┌────────

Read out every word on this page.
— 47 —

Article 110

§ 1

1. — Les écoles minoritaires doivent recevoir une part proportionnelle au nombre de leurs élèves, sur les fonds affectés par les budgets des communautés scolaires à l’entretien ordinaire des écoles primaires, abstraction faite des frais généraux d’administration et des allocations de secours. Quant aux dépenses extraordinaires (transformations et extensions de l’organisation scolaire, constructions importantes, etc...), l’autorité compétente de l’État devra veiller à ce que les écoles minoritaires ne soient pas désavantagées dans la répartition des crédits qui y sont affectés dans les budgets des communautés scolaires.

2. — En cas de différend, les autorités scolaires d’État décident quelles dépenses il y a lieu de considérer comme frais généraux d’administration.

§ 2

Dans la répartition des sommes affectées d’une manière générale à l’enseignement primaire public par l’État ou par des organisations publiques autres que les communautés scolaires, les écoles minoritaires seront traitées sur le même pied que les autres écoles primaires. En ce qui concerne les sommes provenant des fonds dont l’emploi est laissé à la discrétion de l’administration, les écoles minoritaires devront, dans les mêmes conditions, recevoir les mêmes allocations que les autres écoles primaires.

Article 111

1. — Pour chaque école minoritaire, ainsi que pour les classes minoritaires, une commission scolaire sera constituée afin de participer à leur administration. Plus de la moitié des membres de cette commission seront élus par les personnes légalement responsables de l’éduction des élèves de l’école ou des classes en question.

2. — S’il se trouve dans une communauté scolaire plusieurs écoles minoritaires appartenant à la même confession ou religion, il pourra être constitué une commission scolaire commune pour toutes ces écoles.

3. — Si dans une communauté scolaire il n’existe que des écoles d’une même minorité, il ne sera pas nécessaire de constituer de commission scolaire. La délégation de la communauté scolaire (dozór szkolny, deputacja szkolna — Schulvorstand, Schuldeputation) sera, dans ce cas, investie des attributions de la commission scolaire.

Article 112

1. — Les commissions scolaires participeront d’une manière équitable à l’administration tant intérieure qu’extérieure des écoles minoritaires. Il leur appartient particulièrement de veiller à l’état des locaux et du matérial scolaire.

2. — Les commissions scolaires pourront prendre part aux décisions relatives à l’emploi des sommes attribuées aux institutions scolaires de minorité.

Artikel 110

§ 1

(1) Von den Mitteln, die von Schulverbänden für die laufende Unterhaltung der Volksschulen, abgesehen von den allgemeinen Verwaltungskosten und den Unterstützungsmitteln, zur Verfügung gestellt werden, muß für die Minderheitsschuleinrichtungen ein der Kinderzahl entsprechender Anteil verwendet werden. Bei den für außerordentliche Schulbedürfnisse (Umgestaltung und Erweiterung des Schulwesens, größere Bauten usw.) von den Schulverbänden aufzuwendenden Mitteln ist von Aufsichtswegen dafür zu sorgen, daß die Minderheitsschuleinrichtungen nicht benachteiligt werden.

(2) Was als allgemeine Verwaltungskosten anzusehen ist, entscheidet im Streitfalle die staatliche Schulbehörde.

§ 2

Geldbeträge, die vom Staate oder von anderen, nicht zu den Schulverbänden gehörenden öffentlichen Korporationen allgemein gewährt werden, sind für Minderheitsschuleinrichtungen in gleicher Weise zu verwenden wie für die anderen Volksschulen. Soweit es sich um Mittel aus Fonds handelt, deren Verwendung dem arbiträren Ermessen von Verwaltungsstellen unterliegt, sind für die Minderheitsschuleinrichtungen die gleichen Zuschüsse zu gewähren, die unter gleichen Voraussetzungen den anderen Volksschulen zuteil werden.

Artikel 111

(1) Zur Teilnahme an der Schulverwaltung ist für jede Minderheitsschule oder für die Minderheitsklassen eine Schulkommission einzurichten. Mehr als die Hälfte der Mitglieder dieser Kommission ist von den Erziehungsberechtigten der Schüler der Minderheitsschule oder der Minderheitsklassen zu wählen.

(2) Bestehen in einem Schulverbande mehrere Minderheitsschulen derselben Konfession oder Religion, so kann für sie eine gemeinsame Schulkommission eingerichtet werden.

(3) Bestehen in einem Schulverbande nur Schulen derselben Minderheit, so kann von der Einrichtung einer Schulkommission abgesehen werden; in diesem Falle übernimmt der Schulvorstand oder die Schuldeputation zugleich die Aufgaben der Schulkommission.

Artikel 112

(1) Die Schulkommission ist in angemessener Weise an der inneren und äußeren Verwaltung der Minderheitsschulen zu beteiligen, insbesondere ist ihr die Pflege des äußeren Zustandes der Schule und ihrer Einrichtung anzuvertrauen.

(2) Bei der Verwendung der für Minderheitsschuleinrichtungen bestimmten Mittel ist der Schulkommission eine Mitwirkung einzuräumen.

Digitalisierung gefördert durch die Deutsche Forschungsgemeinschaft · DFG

└────────

> **Task to complete**
Quote each line above in full, word for word.

> **Task answer**
Read out every word on this page.
— 47 —

Article 110

§ 1

1. — Les écoles minoritaires doivent recevoir une part proportionnelle au nombre de leurs élèves, sur les fonds affectés par les budgets des communautés scolaires à l’entretien ordinaire des écoles primaires, abstraction faite des frais généraux d’administration et des allocations de secours. Quant aux dépenses extraordinaires (transformations et extensions de l’organisation scolaire, constructions importantes, etc...), l’autorité compétente de l’État devra veiller à ce que les écoles minoritaires ne soient pas désavantagées dans la répartition des crédits qui y sont affectés dans les budgets des communautés scolaires.

2. — En cas de différend, les autorités scolaires d’État décident quelles dépenses il y a lieu de considérer comme frais généraux d’administration.

§ 2

Dans la répartition des sommes affectées d’une manière générale à l’enseignement primaire public par l’État ou par des organisations publiques autres que les communautés scolaires, les écoles minoritaires seront traitées sur le même pied que les autres écoles primaires. En ce qui concerne les sommes provenant des fonds dont l’emploi est laissé à la discrétion de l’administration, les écoles minoritaires devront, dans les mêmes conditions, recevoir les mêmes allocations que les autres écoles primaires.

Article 111

1. — Pour chaque école minoritaire, ainsi que pour les classes minoritaires, une commission scolaire sera constituée afin de participer à leur administration. Plus de la moitié des membres de cette commission seront élus par les personnes légalement responsables de l’éduction des élèves de l’école ou des classes en question.

2. — S’il se trouve dans une communauté scolaire plusieurs écoles minoritaires appartenant à la même confession ou religion, il pourra être constitué une commission scolaire commune pour toutes ces écoles.

3. — Si dans une communauté scolaire il n’existe que des écoles d’une même minorité, il ne sera pas nécessaire de constituer de commission scolaire. La délégation de la communauté scolaire (dozór szkolny, deputacja szkolna — Schulvorstand, Schuldeputation) sera, dans ce cas, investie des attributions de la commission scolaire.

Article 112

1. — Les commissions scolaires participeront d’une manière équitable à l’administration tant intérieure qu’extérieure des écoles minoritaires. Il leur appartient particulièrement de veiller à l’état des locaux et du matérial scolaire.

2. — Les commissions scolaires pourront prendre part aux décisions relatives à l’emploi des sommes attribuées aux institutions scolaires de minorité.

Artikel 110

§ 1

(1) Von den Mitteln, die von Schulverbänden für die laufende Unterhaltung der Volksschulen, abgesehen von den allgemeinen Verwaltungskosten und den Unterstützungsmitteln, zur Verfügung gestellt werden, muß für die Minderheitsschuleinrichtungen ein der Kinderzahl entsprechender Anteil verwendet werden. Bei den für außerordentliche Schulbedürfnisse (Umgestaltung und Erweiterung des Schulwesens, größere Bauten usw.) von den Schulverbänden aufzuwendenden Mitteln ist von Aufsichtswegen dafür zu sorgen, daß die Minderheitsschuleinrichtungen nicht benachteiligt werden.

(2) Was als allgemeine Verwaltungskosten anzusehen ist, entscheidet im Streitfalle die staatliche Schulbehörde.

§ 2

Geldbeträge, die vom Staate oder von anderen, nicht zu den Schulverbänden gehörenden öffentlichen Korporationen allgemein gewährt werden, sind für Minderheitsschuleinrichtungen in gleicher Weise zu verwenden wie für die anderen Volksschulen. Soweit es sich um Mittel aus Fonds handelt, deren Verwendung dem arbiträren Ermessen von Verwaltungsstellen unterliegt, sind für die Minderheitsschuleinrichtungen die gleichen Zuschüsse zu gewähren, die unter gleichen Voraussetzungen den anderen Volksschulen zuteil werden.

Artikel 111

(1) Zur Teilnahme an der Schulverwaltung ist für jede Minderheitsschule oder für die Minderheitsklassen eine Schulkommission einzurichten. Mehr als die Hälfte der Mitglieder dieser Kommission ist von den Erziehungsberechtigten der Schüler der Minderheitsschule oder der Minderheitsklassen zu wählen.

(2) Bestehen in einem Schulverbande mehrere Minderheitsschulen derselben Konfession oder Religion, so kann für sie eine gemeinsame Schulkommission eingerichtet werden.

(3) Bestehen in einem Schulverbande nur Schulen derselben Minderheit, so kann von der Einrichtung einer Schulkommission abgesehen werden; in diesem Falle übernimmt der Schulvorstand oder die Schuldeputation zugleich die Aufgaben der Schulkommission.

Artikel 112

(1) Die Schulkommission ist in angemessener Weise an der inneren und äußeren Verwaltung der Minderheitsschulen zu beteiligen, insbesondere ist ihr die Pflege des äußeren Zustandes der Schule und ihrer Einrichtung anzuvertrauen.

(2) Bei der Verwendung der für Minderheitsschuleinrichtungen bestimmten Mittel ist der Schulkommission eine Mitwirkung einzuräumen.

Digitalisierung gefördert durch die Deutsche Forschungsgemeinschaft · DFG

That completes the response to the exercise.